§ TEXTAUSZUG:
··········

# Analye einer Seite (Java, JSP, ...)



## Kristina (22. Jul 2010)

Hallo an alle!

Ich bin Kristina - 23 und möchte/muss mich mit Java beschäftigen.
Eventuell kann mir jemand von Euch dabei helfen. Wir müssen bald in der Uni in einer Projektgruppe eine Website erstellen. Ich habe jetzt im Internet an einer anderen Uni bereits Beispiele gefunden. Bisher habe ich mich immer erfolgreich um intensiveres Programmieren drücken können, ich will aber dann auch nicht total blöd vor den anderen darstehen.

Beispiel:

Willkommen bei uniprojekte.de

Kann mir zu der Seite jemand ein paar Stichpunkte geben? (was sollte ich mir da anschauen)


----------



## hartzie (22. Jul 2010)

Also auf den ersten Blick ist so eine Seite sehr komplex, da ist komplett die ganze Palette drin.

··········

§ AUFGABEN:
[1] In welchem Rahmen soll Kristina laut dem Forenthread zur Website-Analyse an der Uni bald eine Website erstellen?
[2] Schreib den Forenthread zur Website-Analyse weiter, und zwar direkt im Anschluss an den letzten Satz.

··········

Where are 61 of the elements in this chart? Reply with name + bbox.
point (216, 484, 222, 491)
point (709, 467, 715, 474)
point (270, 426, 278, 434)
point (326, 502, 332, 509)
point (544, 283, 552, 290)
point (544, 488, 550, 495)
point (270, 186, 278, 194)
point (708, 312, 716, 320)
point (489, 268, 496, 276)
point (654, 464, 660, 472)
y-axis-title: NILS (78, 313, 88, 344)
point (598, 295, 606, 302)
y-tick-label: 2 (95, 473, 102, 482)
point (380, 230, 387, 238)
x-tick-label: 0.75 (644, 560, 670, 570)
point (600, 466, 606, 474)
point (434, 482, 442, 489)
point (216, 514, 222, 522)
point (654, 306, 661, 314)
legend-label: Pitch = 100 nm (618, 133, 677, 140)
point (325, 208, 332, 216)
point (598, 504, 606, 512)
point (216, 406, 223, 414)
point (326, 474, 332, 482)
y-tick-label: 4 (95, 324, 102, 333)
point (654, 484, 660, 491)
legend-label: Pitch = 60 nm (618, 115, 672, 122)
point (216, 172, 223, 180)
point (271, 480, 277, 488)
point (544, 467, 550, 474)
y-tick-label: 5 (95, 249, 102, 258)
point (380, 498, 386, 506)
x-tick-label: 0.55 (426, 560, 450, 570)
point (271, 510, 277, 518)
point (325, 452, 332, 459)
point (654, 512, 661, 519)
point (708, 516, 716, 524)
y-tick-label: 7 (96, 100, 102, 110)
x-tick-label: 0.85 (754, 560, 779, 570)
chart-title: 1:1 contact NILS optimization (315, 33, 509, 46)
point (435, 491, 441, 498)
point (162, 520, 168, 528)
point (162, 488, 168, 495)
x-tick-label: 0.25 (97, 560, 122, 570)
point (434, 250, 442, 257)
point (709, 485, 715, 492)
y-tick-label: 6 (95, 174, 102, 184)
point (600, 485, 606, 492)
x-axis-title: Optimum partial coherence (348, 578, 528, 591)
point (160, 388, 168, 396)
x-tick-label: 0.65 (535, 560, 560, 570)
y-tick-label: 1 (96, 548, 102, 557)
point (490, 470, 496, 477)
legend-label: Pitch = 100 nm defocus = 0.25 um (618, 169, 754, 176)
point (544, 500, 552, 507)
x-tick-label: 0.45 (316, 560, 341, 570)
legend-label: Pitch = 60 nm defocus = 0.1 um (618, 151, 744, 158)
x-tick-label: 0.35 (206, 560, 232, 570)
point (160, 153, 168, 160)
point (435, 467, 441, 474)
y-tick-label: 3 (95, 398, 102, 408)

··········

§ LÖSUNGEN JE AUFGABE:
[1] In einer Projektgruppe.

[2]
Da wären wir schonmal bei den normalen Geschichten einer Website:
- JSP
- html
- Javascript
- Datenbankanbindung
Dann zu dem Spiel selbst:
- Netzwerkprogrammierung
- KI
- Sehr viel logische Analysen(Diese Punktevergabe)

Vielleicht wäre es sinnvoller mit einer kleinen Sache anzufangen, anstatt sich mit so ein recht komplexen Beispiel sich zu befassen.

Gruß Dominik


----------



## Kristina (22. Jul 2010)

Was denkt ihr denn, wie lange ein "Profi" an so einer Seite sitzen würde?


----------



## Ruzmanz (22. Jul 2010)

So lange wie nötig 

Wollte nur noch hinzufügen, dass CSS vergessen wurde bei der Liste, um der Seite das Layout zu verpassen.


----------



## Kristina (22. Jul 2010)

Was ich noch prinzipiell für ein Grundproblem habe:

http://141.48.204.136:8080/fuenfgewinnt/insertforum.do 

Normalerweise würde ich so ein "Forum" einfach als php-Seite schreiben und einfach auf eine MySQL-Datenbank zugreifen. Ist hier aber nicht so gemacht, oder?


----------



## hartzie (22. Jul 2010)

Naja wie genau die Seiten aufgebaut sind, lässt sich nur mit einer sehr guten Glaskugel herausfinden.
Was man aber sagen kann, ist dass Grundprinzip und man könnte so eine Seite "simpel" mit php aufbauen.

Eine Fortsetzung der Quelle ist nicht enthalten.